STATED EXERCISE
Report how many lines of the listing below include the word "Чебоксарского". Give nothing but the number.

··· RECORDS FOR THE TASK ···

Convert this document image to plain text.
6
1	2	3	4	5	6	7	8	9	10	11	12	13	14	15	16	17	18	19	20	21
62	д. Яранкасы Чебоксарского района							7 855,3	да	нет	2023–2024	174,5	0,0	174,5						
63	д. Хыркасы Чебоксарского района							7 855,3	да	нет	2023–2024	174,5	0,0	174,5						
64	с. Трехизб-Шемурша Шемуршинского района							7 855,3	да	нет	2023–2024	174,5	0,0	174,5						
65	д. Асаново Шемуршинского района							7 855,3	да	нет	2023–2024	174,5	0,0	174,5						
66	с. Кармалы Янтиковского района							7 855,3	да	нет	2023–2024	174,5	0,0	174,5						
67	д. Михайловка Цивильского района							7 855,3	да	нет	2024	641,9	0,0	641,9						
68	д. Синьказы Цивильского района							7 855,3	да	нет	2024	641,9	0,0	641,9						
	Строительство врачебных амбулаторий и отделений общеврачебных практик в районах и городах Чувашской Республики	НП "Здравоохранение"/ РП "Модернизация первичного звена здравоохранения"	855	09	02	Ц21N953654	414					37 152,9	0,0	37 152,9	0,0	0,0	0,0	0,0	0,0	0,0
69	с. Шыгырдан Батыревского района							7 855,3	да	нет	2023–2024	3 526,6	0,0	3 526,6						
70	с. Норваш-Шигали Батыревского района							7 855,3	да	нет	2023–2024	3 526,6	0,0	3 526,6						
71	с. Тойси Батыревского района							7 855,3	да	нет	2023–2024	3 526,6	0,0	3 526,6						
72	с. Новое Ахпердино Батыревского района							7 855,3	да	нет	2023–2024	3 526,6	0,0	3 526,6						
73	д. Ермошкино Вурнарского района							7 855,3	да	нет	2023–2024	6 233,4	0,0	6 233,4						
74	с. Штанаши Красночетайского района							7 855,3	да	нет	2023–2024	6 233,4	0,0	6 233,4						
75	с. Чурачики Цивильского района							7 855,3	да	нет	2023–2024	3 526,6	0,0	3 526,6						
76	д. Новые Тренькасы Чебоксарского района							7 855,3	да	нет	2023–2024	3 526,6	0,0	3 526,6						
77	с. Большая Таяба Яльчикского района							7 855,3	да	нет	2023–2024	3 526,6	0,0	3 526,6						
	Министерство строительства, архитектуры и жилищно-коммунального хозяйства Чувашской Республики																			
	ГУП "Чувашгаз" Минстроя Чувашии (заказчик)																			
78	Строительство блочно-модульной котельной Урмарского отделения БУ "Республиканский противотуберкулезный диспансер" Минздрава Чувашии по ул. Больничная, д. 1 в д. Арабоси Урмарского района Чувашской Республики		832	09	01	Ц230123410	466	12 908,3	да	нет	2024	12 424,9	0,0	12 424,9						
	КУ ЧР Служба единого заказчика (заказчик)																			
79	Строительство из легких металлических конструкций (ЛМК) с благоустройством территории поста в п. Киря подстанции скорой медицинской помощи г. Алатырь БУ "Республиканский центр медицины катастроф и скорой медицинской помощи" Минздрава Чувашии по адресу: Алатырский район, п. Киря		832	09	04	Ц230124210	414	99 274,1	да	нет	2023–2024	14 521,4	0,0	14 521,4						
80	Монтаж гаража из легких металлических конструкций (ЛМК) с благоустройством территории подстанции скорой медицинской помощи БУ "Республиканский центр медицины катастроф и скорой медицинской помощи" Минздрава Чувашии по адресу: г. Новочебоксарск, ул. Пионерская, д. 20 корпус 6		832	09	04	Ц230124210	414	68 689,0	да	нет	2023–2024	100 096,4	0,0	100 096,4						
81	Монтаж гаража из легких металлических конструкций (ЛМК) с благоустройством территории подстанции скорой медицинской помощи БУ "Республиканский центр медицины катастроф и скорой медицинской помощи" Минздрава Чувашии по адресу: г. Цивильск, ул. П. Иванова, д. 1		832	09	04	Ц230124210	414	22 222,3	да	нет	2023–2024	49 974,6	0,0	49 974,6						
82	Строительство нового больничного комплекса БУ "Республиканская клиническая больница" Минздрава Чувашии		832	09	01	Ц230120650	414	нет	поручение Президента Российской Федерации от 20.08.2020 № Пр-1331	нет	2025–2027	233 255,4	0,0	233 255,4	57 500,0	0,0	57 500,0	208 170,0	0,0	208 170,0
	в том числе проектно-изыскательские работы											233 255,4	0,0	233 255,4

···

CORRECT RESPONSE
3